Exercise goal:
Find the string "funksjoner" and gather every line that holds it.

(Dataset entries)
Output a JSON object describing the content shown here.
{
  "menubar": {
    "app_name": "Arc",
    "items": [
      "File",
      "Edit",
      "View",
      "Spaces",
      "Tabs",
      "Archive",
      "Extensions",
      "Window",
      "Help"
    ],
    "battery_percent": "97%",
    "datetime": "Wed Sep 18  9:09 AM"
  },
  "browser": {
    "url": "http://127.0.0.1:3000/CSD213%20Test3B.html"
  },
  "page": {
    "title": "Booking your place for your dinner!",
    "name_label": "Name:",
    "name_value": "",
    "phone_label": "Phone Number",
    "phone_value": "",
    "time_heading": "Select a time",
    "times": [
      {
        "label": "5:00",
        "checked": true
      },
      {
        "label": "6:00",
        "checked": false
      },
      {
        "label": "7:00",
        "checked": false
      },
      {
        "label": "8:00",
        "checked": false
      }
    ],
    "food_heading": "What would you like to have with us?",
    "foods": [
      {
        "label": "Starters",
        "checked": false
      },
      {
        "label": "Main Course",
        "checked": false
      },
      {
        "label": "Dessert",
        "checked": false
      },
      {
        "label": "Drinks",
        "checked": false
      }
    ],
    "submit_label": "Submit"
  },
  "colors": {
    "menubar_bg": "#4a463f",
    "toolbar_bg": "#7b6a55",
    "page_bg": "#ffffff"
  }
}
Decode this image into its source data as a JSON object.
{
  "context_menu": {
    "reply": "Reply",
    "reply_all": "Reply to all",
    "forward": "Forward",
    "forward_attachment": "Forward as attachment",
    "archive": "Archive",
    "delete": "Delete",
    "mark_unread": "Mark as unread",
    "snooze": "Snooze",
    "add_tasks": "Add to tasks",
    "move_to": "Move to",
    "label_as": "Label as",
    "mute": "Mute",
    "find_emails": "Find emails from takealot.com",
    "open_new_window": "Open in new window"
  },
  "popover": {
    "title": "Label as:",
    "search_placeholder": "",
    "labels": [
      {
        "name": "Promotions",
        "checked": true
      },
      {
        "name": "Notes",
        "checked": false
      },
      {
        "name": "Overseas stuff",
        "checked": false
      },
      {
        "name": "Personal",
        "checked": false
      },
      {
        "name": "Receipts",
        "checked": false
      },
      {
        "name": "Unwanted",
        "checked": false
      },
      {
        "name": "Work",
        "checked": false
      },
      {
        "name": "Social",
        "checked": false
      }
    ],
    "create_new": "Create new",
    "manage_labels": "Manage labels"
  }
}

==

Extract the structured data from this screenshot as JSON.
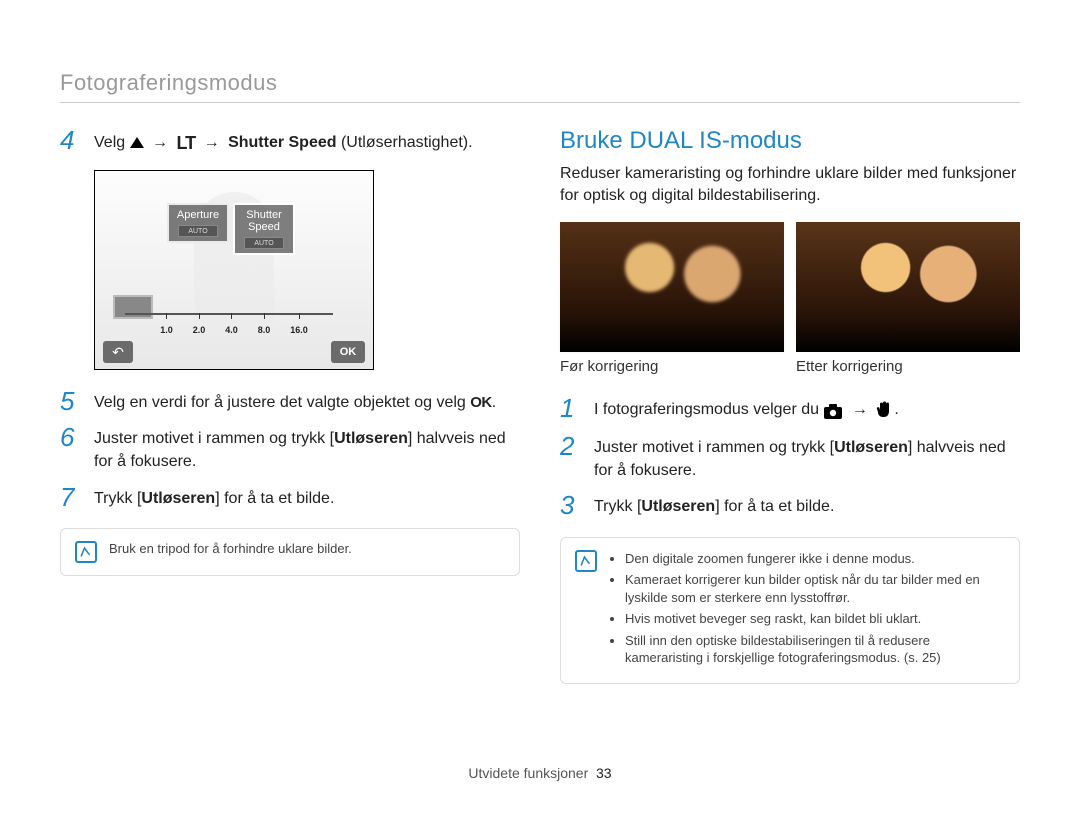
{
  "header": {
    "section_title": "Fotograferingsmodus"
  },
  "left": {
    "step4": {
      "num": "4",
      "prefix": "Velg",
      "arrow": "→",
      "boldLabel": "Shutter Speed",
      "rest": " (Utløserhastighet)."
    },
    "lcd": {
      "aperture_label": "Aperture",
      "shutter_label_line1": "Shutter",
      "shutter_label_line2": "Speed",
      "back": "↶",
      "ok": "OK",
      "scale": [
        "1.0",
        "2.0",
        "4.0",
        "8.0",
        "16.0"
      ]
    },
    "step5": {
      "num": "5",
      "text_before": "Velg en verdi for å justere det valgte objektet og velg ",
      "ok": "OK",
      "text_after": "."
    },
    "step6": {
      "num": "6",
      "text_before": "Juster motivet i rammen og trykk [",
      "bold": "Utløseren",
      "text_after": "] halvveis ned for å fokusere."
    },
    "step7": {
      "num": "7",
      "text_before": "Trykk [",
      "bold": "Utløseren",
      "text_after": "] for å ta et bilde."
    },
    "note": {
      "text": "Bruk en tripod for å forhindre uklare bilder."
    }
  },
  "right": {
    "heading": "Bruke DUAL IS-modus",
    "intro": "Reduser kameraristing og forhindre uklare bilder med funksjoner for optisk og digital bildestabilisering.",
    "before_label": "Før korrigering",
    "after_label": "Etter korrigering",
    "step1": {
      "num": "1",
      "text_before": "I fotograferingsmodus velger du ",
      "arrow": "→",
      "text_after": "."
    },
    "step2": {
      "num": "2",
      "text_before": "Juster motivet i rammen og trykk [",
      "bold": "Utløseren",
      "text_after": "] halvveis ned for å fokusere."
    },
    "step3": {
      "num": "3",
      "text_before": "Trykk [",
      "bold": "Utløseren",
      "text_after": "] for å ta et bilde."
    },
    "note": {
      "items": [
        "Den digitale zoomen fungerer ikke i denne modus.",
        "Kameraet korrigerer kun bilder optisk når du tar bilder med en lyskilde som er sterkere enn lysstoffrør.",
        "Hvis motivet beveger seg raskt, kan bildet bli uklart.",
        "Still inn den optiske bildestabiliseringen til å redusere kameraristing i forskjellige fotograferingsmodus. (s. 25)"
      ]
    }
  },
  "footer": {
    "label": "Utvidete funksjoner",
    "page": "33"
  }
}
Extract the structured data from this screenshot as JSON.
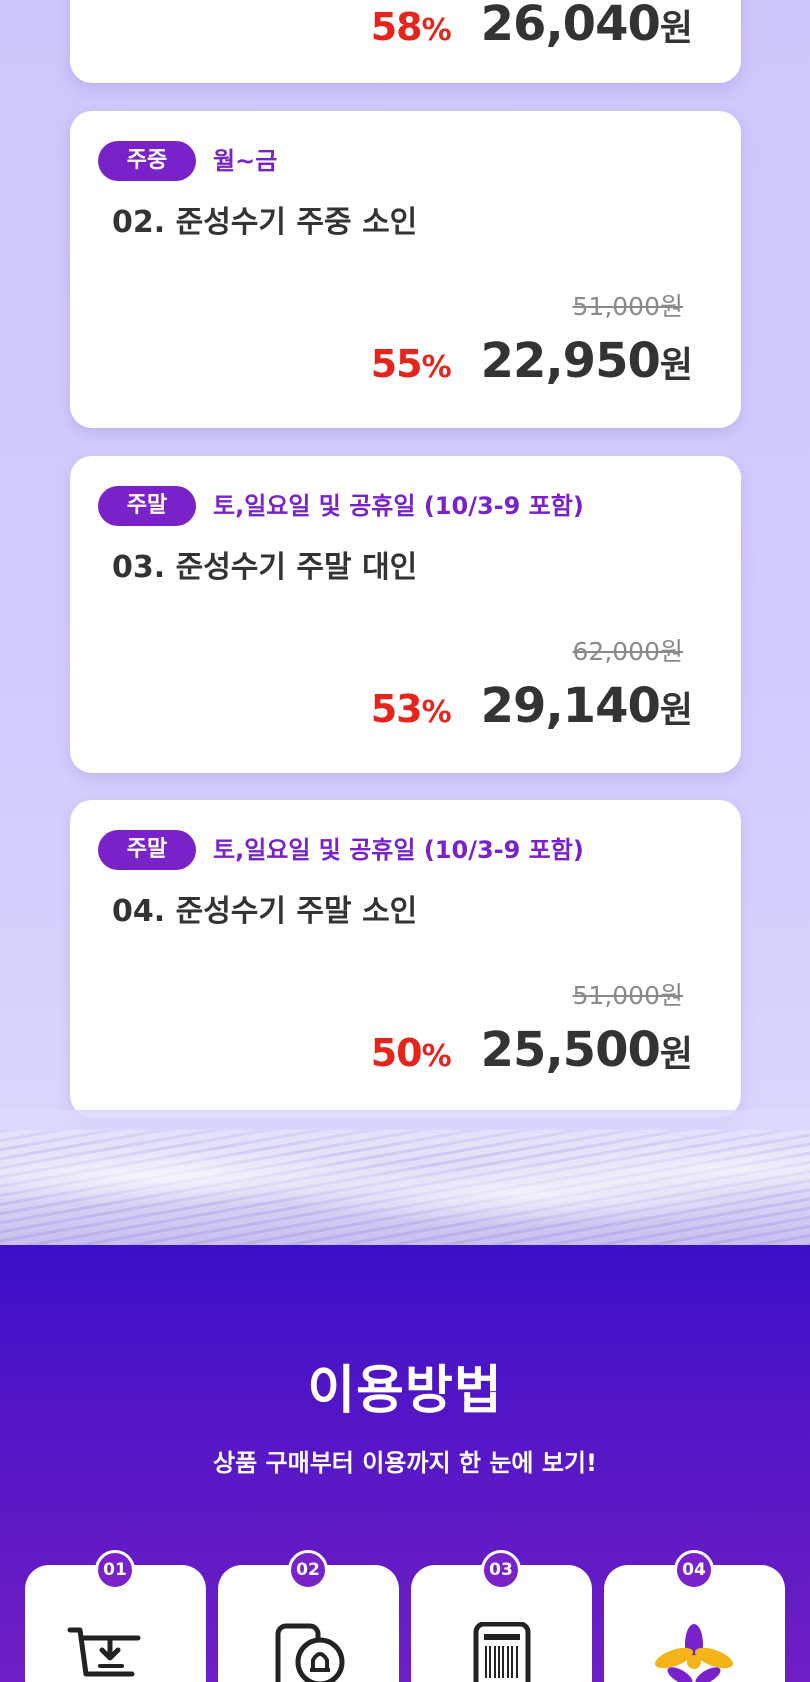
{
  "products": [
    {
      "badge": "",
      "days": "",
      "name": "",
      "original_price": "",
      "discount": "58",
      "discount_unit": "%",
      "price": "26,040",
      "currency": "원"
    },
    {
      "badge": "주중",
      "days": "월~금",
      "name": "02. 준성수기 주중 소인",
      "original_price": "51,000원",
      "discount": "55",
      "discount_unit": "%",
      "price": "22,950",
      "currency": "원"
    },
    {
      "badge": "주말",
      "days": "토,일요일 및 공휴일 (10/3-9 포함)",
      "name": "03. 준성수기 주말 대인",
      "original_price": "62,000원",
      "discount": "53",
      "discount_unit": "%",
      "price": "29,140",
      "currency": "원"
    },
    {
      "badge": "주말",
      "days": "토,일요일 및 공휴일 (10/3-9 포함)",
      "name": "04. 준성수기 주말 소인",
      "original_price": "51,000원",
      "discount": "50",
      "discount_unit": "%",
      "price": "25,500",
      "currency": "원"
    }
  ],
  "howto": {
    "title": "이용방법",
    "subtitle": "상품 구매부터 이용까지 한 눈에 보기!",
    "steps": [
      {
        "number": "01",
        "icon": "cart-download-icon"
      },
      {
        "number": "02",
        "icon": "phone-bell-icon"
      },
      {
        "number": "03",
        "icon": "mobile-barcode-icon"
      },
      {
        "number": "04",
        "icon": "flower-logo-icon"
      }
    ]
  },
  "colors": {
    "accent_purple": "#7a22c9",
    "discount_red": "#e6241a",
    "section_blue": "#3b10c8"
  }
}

Completed exercise:
    "intro": "Reduser kameraristing og forhindre uklare bilder med funksjoner for optisk og digital bildestabilisering.",
    "label": "Utvidete funksjoner",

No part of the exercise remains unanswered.